* [Directions]: Reproduce all records verbatim.

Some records

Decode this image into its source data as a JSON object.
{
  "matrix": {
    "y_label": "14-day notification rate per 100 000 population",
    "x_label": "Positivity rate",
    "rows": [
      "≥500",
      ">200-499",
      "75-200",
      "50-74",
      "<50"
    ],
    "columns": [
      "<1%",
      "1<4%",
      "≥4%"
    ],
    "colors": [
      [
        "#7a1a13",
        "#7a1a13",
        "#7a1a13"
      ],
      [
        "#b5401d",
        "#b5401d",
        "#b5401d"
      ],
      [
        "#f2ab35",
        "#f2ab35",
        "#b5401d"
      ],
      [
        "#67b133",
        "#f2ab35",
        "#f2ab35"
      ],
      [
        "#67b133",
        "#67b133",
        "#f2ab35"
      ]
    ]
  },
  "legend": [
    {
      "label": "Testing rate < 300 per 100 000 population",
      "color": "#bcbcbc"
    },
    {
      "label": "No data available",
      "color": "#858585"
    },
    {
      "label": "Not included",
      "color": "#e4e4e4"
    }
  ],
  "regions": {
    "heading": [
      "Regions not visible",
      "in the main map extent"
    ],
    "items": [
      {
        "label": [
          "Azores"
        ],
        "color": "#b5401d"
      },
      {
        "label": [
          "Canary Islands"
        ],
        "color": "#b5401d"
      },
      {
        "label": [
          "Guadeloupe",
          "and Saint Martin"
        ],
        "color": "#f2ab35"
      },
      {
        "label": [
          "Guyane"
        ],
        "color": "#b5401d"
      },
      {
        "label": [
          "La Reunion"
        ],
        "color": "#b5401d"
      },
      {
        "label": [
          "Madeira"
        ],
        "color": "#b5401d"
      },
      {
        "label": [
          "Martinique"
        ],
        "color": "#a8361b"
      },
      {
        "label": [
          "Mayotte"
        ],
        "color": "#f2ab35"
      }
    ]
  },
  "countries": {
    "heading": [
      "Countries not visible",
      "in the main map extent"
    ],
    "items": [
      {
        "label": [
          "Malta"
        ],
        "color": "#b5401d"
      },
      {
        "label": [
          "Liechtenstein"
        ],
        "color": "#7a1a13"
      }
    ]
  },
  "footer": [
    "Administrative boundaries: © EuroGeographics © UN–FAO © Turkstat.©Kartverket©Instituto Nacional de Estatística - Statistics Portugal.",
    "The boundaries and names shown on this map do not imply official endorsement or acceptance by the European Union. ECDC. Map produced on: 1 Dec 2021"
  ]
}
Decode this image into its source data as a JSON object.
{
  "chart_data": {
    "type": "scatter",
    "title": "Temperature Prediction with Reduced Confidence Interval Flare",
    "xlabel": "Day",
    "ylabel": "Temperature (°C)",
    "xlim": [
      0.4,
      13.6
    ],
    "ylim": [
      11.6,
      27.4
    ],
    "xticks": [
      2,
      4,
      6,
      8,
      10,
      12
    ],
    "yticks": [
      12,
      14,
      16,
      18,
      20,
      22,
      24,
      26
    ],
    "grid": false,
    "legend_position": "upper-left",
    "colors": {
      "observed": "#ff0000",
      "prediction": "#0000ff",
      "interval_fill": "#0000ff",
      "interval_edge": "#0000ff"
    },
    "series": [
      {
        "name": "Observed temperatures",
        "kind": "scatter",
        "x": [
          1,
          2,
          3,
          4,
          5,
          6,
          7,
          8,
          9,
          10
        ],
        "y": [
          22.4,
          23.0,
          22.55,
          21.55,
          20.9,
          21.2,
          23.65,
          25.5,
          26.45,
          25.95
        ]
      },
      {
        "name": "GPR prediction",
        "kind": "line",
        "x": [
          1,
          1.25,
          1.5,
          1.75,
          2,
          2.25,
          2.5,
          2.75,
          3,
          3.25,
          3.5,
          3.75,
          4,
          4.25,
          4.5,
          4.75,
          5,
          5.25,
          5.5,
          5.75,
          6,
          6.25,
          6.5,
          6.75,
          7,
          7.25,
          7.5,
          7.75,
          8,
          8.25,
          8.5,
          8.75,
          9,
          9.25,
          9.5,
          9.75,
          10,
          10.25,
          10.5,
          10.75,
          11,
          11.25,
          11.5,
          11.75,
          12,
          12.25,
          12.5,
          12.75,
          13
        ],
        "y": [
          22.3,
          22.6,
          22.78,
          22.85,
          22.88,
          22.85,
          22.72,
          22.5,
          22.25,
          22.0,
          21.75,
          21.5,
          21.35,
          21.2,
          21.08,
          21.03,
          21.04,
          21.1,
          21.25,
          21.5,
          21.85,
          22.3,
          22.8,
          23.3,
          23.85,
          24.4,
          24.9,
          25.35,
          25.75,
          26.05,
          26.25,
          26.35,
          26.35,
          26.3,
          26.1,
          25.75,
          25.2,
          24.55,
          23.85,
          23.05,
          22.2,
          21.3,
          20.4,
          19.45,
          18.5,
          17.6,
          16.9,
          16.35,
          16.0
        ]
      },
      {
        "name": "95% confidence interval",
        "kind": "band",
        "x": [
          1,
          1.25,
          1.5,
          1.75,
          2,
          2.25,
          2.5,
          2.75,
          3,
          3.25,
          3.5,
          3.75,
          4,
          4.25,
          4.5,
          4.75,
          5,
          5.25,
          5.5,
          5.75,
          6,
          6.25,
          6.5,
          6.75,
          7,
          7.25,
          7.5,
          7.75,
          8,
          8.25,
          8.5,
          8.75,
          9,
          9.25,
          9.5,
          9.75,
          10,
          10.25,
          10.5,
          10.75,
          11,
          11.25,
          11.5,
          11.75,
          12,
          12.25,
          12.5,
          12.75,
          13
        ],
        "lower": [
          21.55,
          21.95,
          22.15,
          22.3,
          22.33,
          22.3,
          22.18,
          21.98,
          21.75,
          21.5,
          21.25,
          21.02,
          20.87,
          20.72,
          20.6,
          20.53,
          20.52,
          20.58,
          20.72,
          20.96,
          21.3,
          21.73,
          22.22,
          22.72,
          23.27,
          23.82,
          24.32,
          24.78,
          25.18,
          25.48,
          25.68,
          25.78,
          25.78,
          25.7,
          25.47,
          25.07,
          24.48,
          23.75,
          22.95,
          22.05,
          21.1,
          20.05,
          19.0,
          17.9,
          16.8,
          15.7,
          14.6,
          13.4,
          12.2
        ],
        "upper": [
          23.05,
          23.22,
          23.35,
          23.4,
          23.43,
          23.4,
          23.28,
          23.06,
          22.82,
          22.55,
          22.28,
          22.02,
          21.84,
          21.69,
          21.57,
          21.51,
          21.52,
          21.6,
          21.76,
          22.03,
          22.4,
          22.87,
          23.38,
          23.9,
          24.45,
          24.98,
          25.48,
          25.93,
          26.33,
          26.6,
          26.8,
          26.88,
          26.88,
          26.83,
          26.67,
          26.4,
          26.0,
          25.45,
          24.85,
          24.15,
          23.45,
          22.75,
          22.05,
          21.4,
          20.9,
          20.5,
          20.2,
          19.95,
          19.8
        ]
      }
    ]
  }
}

* [Problem solution]:
Decode this image into its source data as a JSON object.
{
  "matrix": {
    "y_label": "14-day notification rate per 100 000 population",
    "x_label": "Positivity rate",
    "rows": [
      "≥500",
      ">200-499",
      "75-200",
      "50-74",
      "<50"
    ],
    "columns": [
      "<1%",
      "1<4%",
      "≥4%"
    ],
    "colors": [
      [
        "#7a1a13",
        "#7a1a13",
        "#7a1a13"
      ],
      [
        "#b5401d",
        "#b5401d",
        "#b5401d"
      ],
      [
        "#f2ab35",
        "#f2ab35",
        "#b5401d"
      ],
      [
        "#67b133",
        "#f2ab35",
        "#f2ab35"
      ],
      [
        "#67b133",
        "#67b133",
        "#f2ab35"
      ]
    ]
  },
  "legend": [
    {
      "label": "Testing rate < 300 per 100 000 population",
      "color": "#bcbcbc"
    },
    {
      "label": "No data available",
      "color": "#858585"
    },
    {
      "label": "Not included",
      "color": "#e4e4e4"
    }
  ],
  "regions": {
    "heading": [
      "Regions not visible",
      "in the main map extent"
    ],
    "items": [
      {
        "label": [
          "Azores"
        ],
        "color": "#b5401d"
      },
      {
        "label": [
          "Canary Islands"
        ],
        "color": "#b5401d"
      },
      {
        "label": [
          "Guadeloupe",
          "and Saint Martin"
        ],
        "color": "#f2ab35"
      },
      {
        "label": [
          "Guyane"
        ],
        "color": "#b5401d"
      },
      {
        "label": [
          "La Reunion"
        ],
        "color": "#b5401d"
      },
      {
        "label": [
          "Madeira"
        ],
        "color": "#b5401d"
      },
      {
        "label": [
          "Martinique"
        ],
        "color": "#a8361b"
      },
      {
        "label": [
          "Mayotte"
        ],
        "color": "#f2ab35"
      }
    ]
  },
  "countries": {
    "heading": [
      "Countries not visible",
      "in the main map extent"
    ],
    "items": [
      {
        "label": [
          "Malta"
        ],
        "color": "#b5401d"
      },
      {
        "label": [
          "Liechtenstein"
        ],
        "color": "#7a1a13"
      }
    ]
  },
  "footer": [
    "Administrative boundaries: © EuroGeographics © UN–FAO © Turkstat.©Kartverket©Instituto Nacional de Estatística - Statistics Portugal.",
    "The boundaries and names shown on this map do not imply official endorsement or acceptance by the European Union. ECDC. Map produced on: 1 Dec 2021"
  ]
}
Decode this image into its source data as a JSON object.
{
  "chart_data": {
    "type": "scatter",
    "title": "Temperature Prediction with Reduced Confidence Interval Flare",
    "xlabel": "Day",
    "ylabel": "Temperature (°C)",
    "xlim": [
      0.4,
      13.6
    ],
    "ylim": [
      11.6,
      27.4
    ],
    "xticks": [
      2,
      4,
      6,
      8,
      10,
      12
    ],
    "yticks": [
      12,
      14,
      16,
      18,
      20,
      22,
      24,
      26
    ],
    "grid": false,
    "legend_position": "upper-left",
    "colors": {
      "observed": "#ff0000",
      "prediction": "#0000ff",
      "interval_fill": "#0000ff",
      "interval_edge": "#0000ff"
    },
    "series": [
      {
        "name": "Observed temperatures",
        "kind": "scatter",
        "x": [
          1,
          2,
          3,
          4,
          5,
          6,
          7,
          8,
          9,
          10
        ],
        "y": [
          22.4,
          23.0,
          22.55,
          21.55,
          20.9,
          21.2,
          23.65,
          25.5,
          26.45,
          25.95
        ]
      },
      {
        "name": "GPR prediction",
        "kind": "line",
        "x": [
          1,
          1.25,
          1.5,
          1.75,
          2,
          2.25,
          2.5,
          2.75,
          3,
          3.25,
          3.5,
          3.75,
          4,
          4.25,
          4.5,
          4.75,
          5,
          5.25,
          5.5,
          5.75,
          6,
          6.25,
          6.5,
          6.75,
          7,
          7.25,
          7.5,
          7.75,
          8,
          8.25,
          8.5,
          8.75,
          9,
          9.25,
          9.5,
          9.75,
          10,
          10.25,
          10.5,
          10.75,
          11,
          11.25,
          11.5,
          11.75,
          12,
          12.25,
          12.5,
          12.75,
          13
        ],
        "y": [
          22.3,
          22.6,
          22.78,
          22.85,
          22.88,
          22.85,
          22.72,
          22.5,
          22.25,
          22.0,
          21.75,
          21.5,
          21.35,
          21.2,
          21.08,
          21.03,
          21.04,
          21.1,
          21.25,
          21.5,
          21.85,
          22.3,
          22.8,
          23.3,
          23.85,
          24.4,
          24.9,
          25.35,
          25.75,
          26.05,
          26.25,
          26.35,
          26.35,
          26.3,
          26.1,
          25.75,
          25.2,
          24.55,
          23.85,
          23.05,
          22.2,
          21.3,
          20.4,
          19.45,
          18.5,
          17.6,
          16.9,
          16.35,
          16.0
        ]
      },
      {
        "name": "95% confidence interval",
        "kind": "band",
        "x": [
          1,
          1.25,
          1.5,
          1.75,
          2,
          2.25,
          2.5,
          2.75,
          3,
          3.25,
          3.5,
          3.75,
          4,
          4.25,
          4.5,
          4.75,
          5,
          5.25,
          5.5,
          5.75,
          6,
          6.25,
          6.5,
          6.75,
          7,
          7.25,
          7.5,
          7.75,
          8,
          8.25,
          8.5,
          8.75,
          9,
          9.25,
          9.5,
          9.75,
          10,
          10.25,
          10.5,
          10.75,
          11,
          11.25,
          11.5,
          11.75,
          12,
          12.25,
          12.5,
          12.75,
          13
        ],
        "lower": [
          21.55,
          21.95,
          22.15,
          22.3,
          22.33,
          22.3,
          22.18,
          21.98,
          21.75,
          21.5,
          21.25,
          21.02,
          20.87,
          20.72,
          20.6,
          20.53,
          20.52,
          20.58,
          20.72,
          20.96,
          21.3,
          21.73,
          22.22,
          22.72,
          23.27,
          23.82,
          24.32,
          24.78,
          25.18,
          25.48,
          25.68,
          25.78,
          25.78,
          25.7,
          25.47,
          25.07,
          24.48,
          23.75,
          22.95,
          22.05,
          21.1,
          20.05,
          19.0,
          17.9,
          16.8,
          15.7,
          14.6,
          13.4,
          12.2
        ],
        "upper": [
          23.05,
          23.22,
          23.35,
          23.4,
          23.43,
          23.4,
          23.28,
          23.06,
          22.82,
          22.55,
          22.28,
          22.02,
          21.84,
          21.69,
          21.57,
          21.51,
          21.52,
          21.6,
          21.76,
          22.03,
          22.4,
          22.87,
          23.38,
          23.9,
          24.45,
          24.98,
          25.48,
          25.93,
          26.33,
          26.6,
          26.8,
          26.88,
          26.88,
          26.83,
          26.67,
          26.4,
          26.0,
          25.45,
          24.85,
          24.15,
          23.45,
          22.75,
          22.05,
          21.4,
          20.9,
          20.5,
          20.2,
          19.95,
          19.8
        ]
      }
    ]
  }
}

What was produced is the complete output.